● Given exercise:
Find and copy each line of the records where the string "Density" shows up.

● Supplied data:
***

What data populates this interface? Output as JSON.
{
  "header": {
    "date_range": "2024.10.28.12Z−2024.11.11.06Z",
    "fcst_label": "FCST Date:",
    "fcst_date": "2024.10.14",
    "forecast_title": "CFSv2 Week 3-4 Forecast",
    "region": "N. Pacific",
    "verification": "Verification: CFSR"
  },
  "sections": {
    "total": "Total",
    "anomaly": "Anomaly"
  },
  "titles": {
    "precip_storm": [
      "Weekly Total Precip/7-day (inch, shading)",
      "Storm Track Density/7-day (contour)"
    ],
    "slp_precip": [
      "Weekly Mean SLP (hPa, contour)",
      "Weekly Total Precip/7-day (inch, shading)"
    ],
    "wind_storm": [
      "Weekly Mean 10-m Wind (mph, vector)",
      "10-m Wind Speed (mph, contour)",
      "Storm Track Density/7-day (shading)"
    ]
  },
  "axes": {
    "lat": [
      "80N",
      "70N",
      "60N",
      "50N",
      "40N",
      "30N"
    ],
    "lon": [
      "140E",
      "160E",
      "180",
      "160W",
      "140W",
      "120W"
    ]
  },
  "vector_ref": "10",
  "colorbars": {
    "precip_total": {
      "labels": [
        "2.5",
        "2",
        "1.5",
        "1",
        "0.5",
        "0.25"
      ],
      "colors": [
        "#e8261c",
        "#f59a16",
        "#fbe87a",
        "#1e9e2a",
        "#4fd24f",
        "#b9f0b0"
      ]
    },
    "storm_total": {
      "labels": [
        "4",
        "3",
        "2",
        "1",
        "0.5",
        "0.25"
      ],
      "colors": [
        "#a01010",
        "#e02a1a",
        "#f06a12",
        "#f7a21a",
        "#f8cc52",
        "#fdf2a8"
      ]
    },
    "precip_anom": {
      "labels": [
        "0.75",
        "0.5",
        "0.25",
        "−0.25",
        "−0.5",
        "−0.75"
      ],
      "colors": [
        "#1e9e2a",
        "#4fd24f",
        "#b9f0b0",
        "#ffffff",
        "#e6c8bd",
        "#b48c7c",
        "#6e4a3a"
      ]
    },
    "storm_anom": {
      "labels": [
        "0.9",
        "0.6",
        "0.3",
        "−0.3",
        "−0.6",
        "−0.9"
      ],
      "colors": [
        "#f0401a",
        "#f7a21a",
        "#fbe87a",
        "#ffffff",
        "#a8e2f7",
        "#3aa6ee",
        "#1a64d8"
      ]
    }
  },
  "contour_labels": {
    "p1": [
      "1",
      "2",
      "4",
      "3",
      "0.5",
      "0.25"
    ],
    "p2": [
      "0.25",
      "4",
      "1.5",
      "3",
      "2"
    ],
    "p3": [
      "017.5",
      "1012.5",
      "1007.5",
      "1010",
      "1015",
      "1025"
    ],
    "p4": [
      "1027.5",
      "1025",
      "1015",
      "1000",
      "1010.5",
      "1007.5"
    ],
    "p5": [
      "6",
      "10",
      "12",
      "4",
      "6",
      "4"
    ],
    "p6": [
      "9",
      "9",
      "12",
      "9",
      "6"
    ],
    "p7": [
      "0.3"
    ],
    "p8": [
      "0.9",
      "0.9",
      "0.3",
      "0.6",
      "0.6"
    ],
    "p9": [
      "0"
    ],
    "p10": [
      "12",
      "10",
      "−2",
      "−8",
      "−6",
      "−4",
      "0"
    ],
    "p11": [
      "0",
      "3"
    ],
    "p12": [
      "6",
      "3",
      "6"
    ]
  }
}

***

● Task result:
      "Storm Track Density/7-day (contour)"
      "Storm Track Density/7-day (shading)"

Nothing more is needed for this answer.